In the material below, the lines containing the word "text" are required; copy each of them.

────────────────────────────────────────

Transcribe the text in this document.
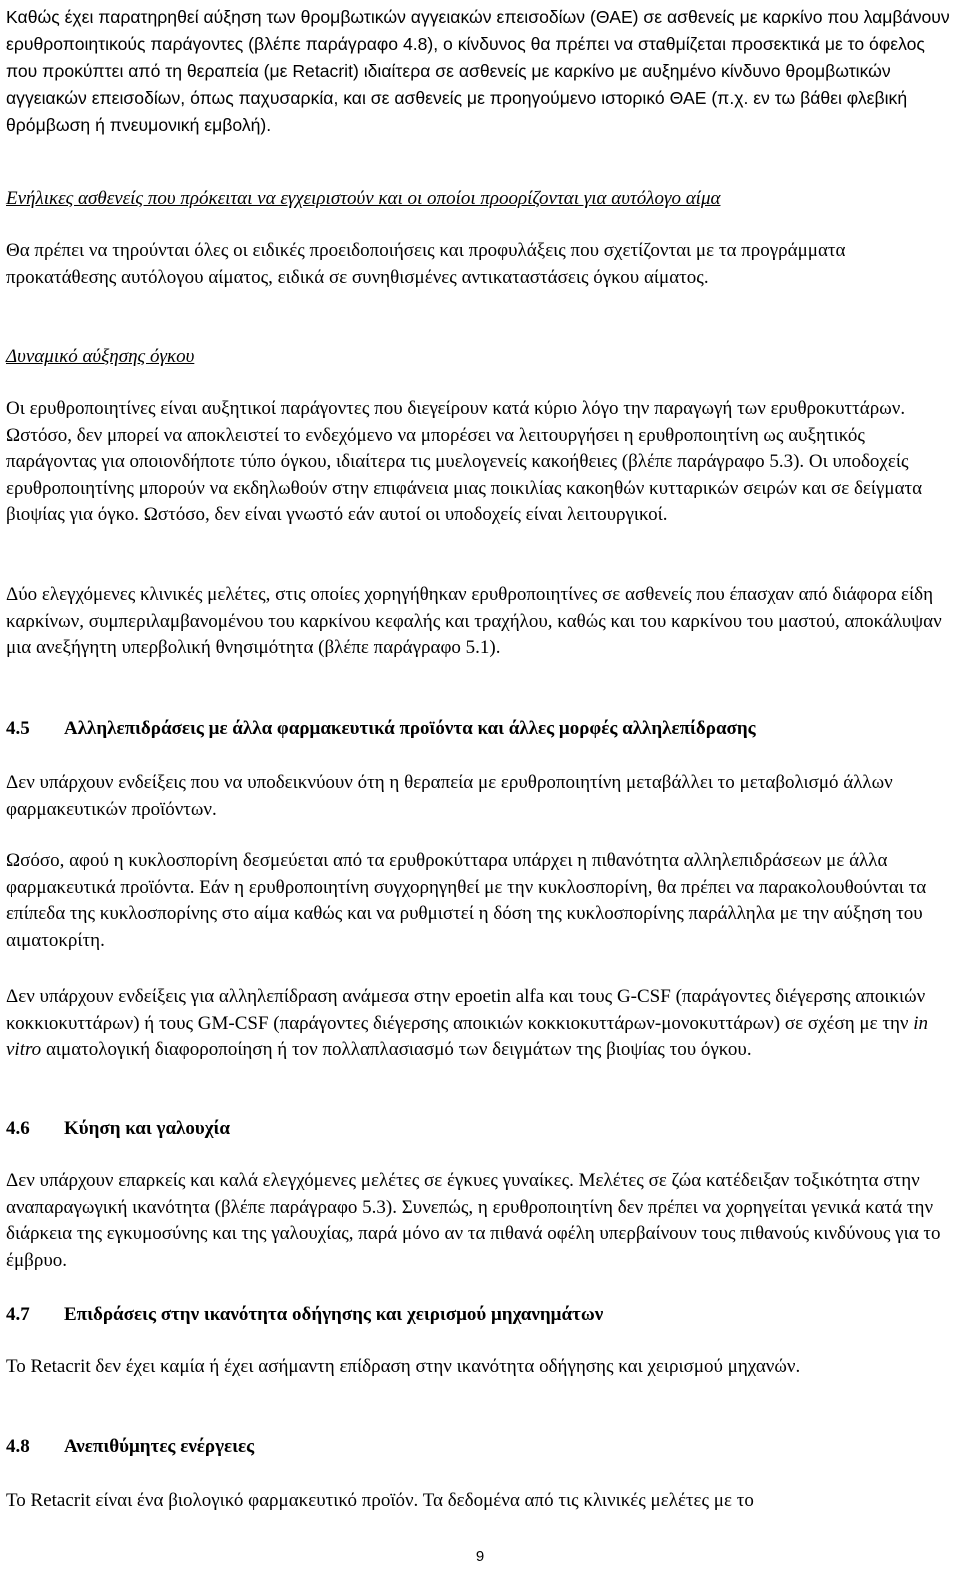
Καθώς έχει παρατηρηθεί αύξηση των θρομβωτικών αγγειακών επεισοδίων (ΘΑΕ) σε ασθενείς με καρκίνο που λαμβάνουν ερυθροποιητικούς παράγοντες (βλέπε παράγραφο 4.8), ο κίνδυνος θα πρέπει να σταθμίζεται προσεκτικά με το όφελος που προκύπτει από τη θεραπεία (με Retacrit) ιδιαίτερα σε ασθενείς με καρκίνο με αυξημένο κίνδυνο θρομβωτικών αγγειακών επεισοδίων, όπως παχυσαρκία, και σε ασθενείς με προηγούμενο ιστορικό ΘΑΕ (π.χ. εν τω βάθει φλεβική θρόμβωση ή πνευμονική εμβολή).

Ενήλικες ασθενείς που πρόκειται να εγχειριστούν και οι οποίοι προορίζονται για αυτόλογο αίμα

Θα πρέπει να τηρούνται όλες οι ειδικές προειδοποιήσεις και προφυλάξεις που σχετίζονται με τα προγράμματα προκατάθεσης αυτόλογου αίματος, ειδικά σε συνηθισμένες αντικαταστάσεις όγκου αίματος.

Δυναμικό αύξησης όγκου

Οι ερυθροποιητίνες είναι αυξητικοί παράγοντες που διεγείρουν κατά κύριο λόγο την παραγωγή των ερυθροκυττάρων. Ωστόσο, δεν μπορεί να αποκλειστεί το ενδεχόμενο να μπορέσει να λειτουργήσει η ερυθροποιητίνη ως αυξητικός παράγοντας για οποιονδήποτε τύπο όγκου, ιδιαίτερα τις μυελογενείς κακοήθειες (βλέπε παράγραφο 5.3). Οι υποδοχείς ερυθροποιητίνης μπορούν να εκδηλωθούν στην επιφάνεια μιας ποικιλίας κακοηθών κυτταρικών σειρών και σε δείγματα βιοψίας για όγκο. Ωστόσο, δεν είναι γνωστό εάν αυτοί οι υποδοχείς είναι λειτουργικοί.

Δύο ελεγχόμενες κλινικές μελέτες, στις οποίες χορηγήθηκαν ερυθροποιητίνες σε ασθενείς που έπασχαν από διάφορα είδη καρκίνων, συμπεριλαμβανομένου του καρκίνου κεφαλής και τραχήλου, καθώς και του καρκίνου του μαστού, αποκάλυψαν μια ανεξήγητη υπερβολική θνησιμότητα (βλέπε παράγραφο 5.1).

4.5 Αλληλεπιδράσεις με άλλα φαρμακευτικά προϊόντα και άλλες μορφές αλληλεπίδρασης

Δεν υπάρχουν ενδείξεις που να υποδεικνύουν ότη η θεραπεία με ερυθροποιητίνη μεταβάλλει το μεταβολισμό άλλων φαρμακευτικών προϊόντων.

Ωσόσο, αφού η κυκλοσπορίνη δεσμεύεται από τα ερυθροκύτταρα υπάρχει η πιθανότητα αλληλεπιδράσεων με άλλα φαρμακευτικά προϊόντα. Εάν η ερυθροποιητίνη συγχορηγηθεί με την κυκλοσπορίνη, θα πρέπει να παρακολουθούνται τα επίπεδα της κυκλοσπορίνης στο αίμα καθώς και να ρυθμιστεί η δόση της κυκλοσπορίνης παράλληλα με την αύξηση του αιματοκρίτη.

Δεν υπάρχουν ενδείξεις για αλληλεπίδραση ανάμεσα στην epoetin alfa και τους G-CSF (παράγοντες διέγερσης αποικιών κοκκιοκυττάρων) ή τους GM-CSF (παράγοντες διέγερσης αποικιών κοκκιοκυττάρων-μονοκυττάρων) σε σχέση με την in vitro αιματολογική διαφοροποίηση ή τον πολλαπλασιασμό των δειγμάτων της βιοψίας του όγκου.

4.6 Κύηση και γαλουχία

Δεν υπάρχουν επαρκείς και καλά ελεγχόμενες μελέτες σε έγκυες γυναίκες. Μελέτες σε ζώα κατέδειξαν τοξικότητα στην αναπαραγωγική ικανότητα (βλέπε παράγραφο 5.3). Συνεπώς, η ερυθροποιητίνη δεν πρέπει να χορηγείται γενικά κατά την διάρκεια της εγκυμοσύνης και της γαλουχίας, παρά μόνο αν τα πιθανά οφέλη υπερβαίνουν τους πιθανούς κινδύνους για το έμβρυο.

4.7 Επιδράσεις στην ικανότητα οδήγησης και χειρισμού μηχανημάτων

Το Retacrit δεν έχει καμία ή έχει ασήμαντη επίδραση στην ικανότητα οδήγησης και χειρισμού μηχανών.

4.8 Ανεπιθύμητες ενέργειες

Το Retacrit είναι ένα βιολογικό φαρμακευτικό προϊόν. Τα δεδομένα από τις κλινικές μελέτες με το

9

────────────────────────────────────────

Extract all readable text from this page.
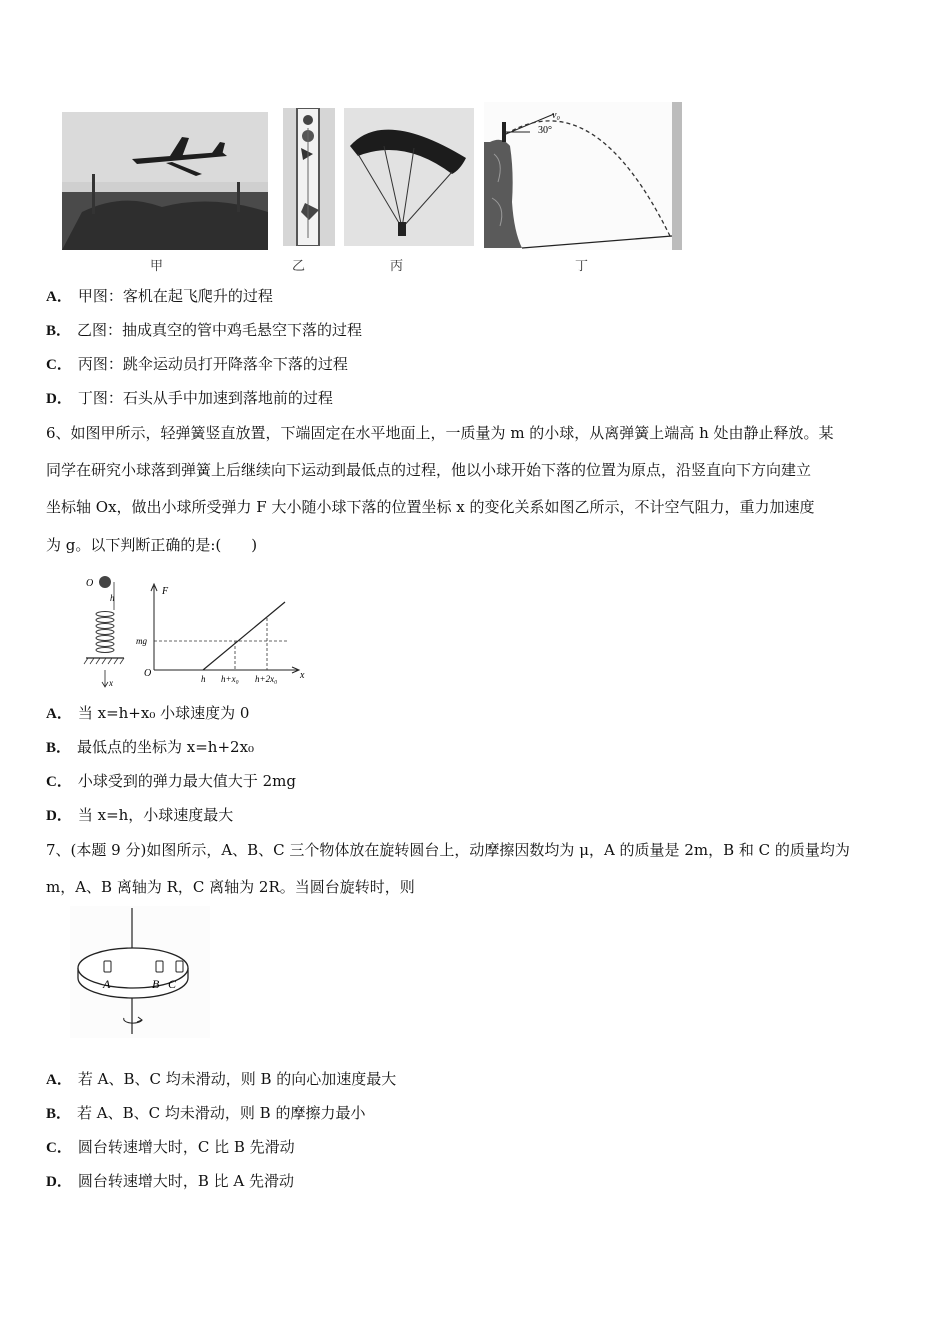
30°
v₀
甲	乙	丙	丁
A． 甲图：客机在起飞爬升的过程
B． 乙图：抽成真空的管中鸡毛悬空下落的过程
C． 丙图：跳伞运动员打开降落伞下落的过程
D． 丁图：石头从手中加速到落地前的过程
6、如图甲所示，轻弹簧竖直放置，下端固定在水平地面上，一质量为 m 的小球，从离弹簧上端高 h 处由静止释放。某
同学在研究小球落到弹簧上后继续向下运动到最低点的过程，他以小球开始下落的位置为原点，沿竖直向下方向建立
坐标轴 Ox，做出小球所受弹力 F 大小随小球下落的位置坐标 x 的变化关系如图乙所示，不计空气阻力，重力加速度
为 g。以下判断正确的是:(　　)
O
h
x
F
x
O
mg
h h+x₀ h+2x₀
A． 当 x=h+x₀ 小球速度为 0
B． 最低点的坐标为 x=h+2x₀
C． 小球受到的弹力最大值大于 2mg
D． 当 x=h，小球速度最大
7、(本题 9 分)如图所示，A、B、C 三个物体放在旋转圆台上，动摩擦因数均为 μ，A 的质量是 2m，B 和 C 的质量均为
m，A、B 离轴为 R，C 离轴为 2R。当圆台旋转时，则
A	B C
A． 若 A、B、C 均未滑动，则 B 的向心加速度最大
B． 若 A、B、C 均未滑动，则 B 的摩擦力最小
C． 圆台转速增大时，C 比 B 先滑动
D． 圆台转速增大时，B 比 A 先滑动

────────────────────────────────────────

Written reply:
Transcribe the text in this document.
Extract all readable text from this page.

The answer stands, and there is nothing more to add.